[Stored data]

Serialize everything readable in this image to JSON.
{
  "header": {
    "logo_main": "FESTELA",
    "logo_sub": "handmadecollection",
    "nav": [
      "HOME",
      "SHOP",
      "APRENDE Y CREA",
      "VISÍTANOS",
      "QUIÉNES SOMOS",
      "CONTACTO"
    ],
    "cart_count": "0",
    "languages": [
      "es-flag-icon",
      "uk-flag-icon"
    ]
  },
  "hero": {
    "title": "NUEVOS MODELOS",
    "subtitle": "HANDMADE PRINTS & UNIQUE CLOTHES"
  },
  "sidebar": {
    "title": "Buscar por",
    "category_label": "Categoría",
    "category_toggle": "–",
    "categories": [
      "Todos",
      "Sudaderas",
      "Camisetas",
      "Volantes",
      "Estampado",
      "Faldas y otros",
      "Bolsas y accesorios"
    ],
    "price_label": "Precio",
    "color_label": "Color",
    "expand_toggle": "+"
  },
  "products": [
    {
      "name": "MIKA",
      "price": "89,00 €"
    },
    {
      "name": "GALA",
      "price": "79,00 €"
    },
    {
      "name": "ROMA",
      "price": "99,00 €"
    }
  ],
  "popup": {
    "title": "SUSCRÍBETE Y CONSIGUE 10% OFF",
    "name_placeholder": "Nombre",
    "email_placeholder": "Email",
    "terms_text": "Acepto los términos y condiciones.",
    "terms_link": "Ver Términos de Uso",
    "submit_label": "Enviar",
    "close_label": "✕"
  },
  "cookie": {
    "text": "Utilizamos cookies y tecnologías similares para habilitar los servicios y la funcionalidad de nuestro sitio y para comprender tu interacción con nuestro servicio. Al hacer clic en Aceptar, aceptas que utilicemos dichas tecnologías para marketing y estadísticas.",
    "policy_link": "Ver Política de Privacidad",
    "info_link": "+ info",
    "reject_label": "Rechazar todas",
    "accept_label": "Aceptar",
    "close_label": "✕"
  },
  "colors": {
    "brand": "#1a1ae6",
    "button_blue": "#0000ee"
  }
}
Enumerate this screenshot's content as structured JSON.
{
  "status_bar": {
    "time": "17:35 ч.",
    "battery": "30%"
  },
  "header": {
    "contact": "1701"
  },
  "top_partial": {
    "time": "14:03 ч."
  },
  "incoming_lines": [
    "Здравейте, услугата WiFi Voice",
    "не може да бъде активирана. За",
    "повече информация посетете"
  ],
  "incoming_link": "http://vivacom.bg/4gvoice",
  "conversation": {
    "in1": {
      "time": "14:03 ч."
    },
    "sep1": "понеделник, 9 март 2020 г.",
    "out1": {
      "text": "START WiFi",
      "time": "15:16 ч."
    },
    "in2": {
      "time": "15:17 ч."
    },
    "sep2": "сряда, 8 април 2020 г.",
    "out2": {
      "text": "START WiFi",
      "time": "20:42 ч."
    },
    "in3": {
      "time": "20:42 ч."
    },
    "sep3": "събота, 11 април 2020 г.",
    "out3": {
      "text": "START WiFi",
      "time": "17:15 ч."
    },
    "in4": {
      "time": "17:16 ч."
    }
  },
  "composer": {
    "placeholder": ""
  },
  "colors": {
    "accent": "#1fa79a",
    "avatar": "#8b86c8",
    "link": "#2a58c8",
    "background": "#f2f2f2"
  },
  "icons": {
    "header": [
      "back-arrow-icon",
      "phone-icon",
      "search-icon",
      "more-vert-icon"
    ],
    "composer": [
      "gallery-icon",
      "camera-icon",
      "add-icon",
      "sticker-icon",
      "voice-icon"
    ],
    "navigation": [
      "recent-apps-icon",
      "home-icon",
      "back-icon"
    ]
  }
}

SHORT TASK: Scan the material and collect every line that contains "JSON".

OUTPUT FOR THIS EXERCISE:
Serialize everything readable in this image to JSON.
Enumerate this screenshot's content as structured JSON.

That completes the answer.